Problem to work on - Type out every line below exactly as it reads.

Recorded data -

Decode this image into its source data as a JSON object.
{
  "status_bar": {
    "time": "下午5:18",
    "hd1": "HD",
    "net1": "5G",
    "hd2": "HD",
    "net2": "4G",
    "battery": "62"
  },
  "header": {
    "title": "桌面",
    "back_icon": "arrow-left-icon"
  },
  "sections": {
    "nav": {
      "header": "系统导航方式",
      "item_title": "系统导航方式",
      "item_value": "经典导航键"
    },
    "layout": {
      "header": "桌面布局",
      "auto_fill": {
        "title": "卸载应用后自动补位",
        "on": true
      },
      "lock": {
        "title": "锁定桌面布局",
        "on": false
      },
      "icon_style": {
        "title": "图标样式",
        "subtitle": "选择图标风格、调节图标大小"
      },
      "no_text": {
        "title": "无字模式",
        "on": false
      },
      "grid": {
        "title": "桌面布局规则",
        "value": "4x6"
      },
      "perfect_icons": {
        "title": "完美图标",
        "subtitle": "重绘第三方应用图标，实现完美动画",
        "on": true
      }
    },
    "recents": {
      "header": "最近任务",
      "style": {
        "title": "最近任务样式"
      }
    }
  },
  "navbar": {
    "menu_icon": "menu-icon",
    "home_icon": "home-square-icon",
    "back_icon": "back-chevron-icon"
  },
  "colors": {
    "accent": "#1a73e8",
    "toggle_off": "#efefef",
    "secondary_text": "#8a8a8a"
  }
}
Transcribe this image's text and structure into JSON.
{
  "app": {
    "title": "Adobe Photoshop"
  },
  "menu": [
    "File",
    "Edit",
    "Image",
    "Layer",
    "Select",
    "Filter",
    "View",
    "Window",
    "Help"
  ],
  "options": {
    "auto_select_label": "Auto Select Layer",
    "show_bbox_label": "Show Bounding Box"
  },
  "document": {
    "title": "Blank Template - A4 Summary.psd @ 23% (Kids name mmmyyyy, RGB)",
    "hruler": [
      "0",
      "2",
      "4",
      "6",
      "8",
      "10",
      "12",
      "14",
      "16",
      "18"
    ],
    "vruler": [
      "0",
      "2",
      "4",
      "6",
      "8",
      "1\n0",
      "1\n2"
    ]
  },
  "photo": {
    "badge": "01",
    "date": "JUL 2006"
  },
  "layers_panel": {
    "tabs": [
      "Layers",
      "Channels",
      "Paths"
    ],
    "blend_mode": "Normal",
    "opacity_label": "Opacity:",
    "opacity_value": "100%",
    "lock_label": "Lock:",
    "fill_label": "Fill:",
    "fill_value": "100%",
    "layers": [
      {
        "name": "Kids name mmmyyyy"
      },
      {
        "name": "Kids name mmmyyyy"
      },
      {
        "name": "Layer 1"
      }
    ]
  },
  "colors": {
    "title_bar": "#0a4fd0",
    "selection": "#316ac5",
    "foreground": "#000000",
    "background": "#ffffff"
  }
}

Response to the task -
Decode this image into its source data as a JSON object.
{
  "status_bar": {
    "time": "下午5:18",
    "hd1": "HD",
    "net1": "5G",
    "hd2": "HD",
    "net2": "4G",
    "battery": "62"
  },
  "header": {
    "title": "桌面",
    "back_icon": "arrow-left-icon"
  },
  "sections": {
    "nav": {
      "header": "系统导航方式",
      "item_title": "系统导航方式",
      "item_value": "经典导航键"
    },
    "layout": {
      "header": "桌面布局",
      "auto_fill": {
        "title": "卸载应用后自动补位",
        "on": true
      },
      "lock": {
        "title": "锁定桌面布局",
        "on": false
      },
      "icon_style": {
        "title": "图标样式",
        "subtitle": "选择图标风格、调节图标大小"
      },
      "no_text": {
        "title": "无字模式",
        "on": false
      },
      "grid": {
        "title": "桌面布局规则",
        "value": "4x6"
      },
      "perfect_icons": {
        "title": "完美图标",
        "subtitle": "重绘第三方应用图标，实现完美动画",
        "on": true
      }
    },
    "recents": {
      "header": "最近任务",
      "style": {
        "title": "最近任务样式"
      }
    }
  },
  "navbar": {
    "menu_icon": "menu-icon",
    "home_icon": "home-square-icon",
    "back_icon": "back-chevron-icon"
  },
  "colors": {
    "accent": "#1a73e8",
    "toggle_off": "#efefef",
    "secondary_text": "#8a8a8a"
  }
}
Transcribe this image's text and structure into JSON.
{
  "app": {
    "title": "Adobe Photoshop"
  },
  "menu": [
    "File",
    "Edit",
    "Image",
    "Layer",
    "Select",
    "Filter",
    "View",
    "Window",
    "Help"
  ],
  "options": {
    "auto_select_label": "Auto Select Layer",
    "show_bbox_label": "Show Bounding Box"
  },
  "document": {
    "title": "Blank Template - A4 Summary.psd @ 23% (Kids name mmmyyyy, RGB)",
    "hruler": [
      "0",
      "2",
      "4",
      "6",
      "8",
      "10",
      "12",
      "14",
      "16",
      "18"
    ],
    "vruler": [
      "0",
      "2",
      "4",
      "6",
      "8",
      "1\n0",
      "1\n2"
    ]
  },
  "photo": {
    "badge": "01",
    "date": "JUL 2006"
  },
  "layers_panel": {
    "tabs": [
      "Layers",
      "Channels",
      "Paths"
    ],
    "blend_mode": "Normal",
    "opacity_label": "Opacity:",
    "opacity_value": "100%",
    "lock_label": "Lock:",
    "fill_label": "Fill:",
    "fill_value": "100%",
    "layers": [
      {
        "name": "Kids name mmmyyyy"
      },
      {
        "name": "Kids name mmmyyyy"
      },
      {
        "name": "Layer 1"
      }
    ]
  },
  "colors": {
    "title_bar": "#0a4fd0",
    "selection": "#316ac5",
    "foreground": "#000000",
    "background": "#ffffff"
  }
}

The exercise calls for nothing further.